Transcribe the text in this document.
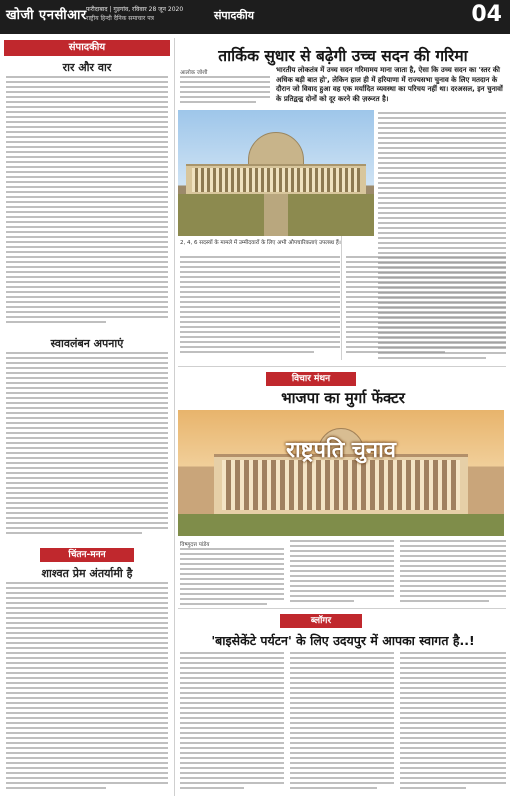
खोजी एनसीआर फरीदाबाद | गुड़गांव, रविवार 28 जून 2020
राष्ट्रीय हिन्दी दैनिक समाचार पत्र	संपादकीय	04
संपादकीय
रार और वार
स्वावलंबन अपनाएं
चिंतन-मनन
शाश्वत प्रेम अंतर्यामी है
तार्किक सुधार से बढ़ेगी उच्च सदन की गरिमा
आलोक जोशी	भारतीय लोकतंत्र में उच्च सदन गरिमामय माना जाता है, ऐसा कि उच्च सदन का 'स्तर की अधिक बड़ी बात हो', लेकिन हाल ही में हरियाणा में राज्यसभा चुनाव के लिए मतदान के दौरान जो विवाद हुआ वह एक मर्यादित व्यवस्था का परिचय नहीं था। दरअसल, इन चुनावों के प्रतिद्वन्द्व दोनों को दूर करने की ज़रूरत है।
2, 4, 6 सदस्यों के मामले में उम्मीदवारों के लिए अभी औपचारिकताएं उपलब्ध हैं।
विचार मंथन
भाजपा का मुर्गा फेंक्टर
राष्ट्रपति चुनाव
विष्णुदत्त पांडेय
ब्लॉगर
'बाइसेकेंटे पर्यटन' के लिए उदयपुर में आपका स्वागत है..!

◆ What the task asks ◆
Retype the entries word for word. Omit any images.

◆ Exercise answer ◆
Transcribe the text in this document.
खोजी एनसीआर फरीदाबाद | गुड़गांव, रविवार 28 जून 2020
राष्ट्रीय हिन्दी दैनिक समाचार पत्र	संपादकीय	04
संपादकीय
रार और वार
स्वावलंबन अपनाएं
चिंतन-मनन
शाश्वत प्रेम अंतर्यामी है
तार्किक सुधार से बढ़ेगी उच्च सदन की गरिमा
आलोक जोशी	भारतीय लोकतंत्र में उच्च सदन गरिमामय माना जाता है, ऐसा कि उच्च सदन का 'स्तर की अधिक बड़ी बात हो', लेकिन हाल ही में हरियाणा में राज्यसभा चुनाव के लिए मतदान के दौरान जो विवाद हुआ वह एक मर्यादित व्यवस्था का परिचय नहीं था। दरअसल, इन चुनावों के प्रतिद्वन्द्व दोनों को दूर करने की ज़रूरत है।
2, 4, 6 सदस्यों के मामले में उम्मीदवारों के लिए अभी औपचारिकताएं उपलब्ध हैं।
विचार मंथन
भाजपा का मुर्गा फेंक्टर
राष्ट्रपति चुनाव
विष्णुदत्त पांडेय
ब्लॉगर
'बाइसेकेंटे पर्यटन' के लिए उदयपुर में आपका स्वागत है..!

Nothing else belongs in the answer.